_GIVEN RECORDS_.
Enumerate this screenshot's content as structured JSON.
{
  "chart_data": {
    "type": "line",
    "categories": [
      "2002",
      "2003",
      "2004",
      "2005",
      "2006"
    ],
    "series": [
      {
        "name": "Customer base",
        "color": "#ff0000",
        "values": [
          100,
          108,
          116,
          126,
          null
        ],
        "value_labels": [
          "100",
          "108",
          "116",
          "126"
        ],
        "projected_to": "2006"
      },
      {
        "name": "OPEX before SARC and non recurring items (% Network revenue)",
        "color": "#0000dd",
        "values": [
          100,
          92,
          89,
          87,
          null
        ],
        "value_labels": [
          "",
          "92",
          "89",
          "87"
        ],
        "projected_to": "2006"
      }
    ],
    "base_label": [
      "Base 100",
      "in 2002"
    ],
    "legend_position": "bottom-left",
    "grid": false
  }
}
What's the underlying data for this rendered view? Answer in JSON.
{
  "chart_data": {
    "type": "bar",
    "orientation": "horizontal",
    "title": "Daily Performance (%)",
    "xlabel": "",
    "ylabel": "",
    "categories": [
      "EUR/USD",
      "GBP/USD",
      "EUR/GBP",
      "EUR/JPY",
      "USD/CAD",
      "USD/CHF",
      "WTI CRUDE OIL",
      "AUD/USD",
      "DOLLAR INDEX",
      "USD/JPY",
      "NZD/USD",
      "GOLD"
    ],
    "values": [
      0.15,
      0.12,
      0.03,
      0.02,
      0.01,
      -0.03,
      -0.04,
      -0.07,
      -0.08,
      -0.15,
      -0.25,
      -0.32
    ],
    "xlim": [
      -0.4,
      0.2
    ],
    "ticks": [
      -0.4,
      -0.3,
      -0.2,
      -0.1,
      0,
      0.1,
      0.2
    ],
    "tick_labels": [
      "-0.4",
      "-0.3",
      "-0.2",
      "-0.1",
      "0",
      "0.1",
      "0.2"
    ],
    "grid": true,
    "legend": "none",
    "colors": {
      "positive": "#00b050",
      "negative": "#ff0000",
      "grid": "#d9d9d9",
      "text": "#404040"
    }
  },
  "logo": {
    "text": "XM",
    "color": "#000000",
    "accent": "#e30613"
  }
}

_REQUIREMENTS_.
From the material above, gather all lines that include the string "JSON" and copy them.

_COMPLETE ANSWER_.
Enumerate this screenshot's content as structured JSON.
What's the underlying data for this rendered view? Answer in JSON.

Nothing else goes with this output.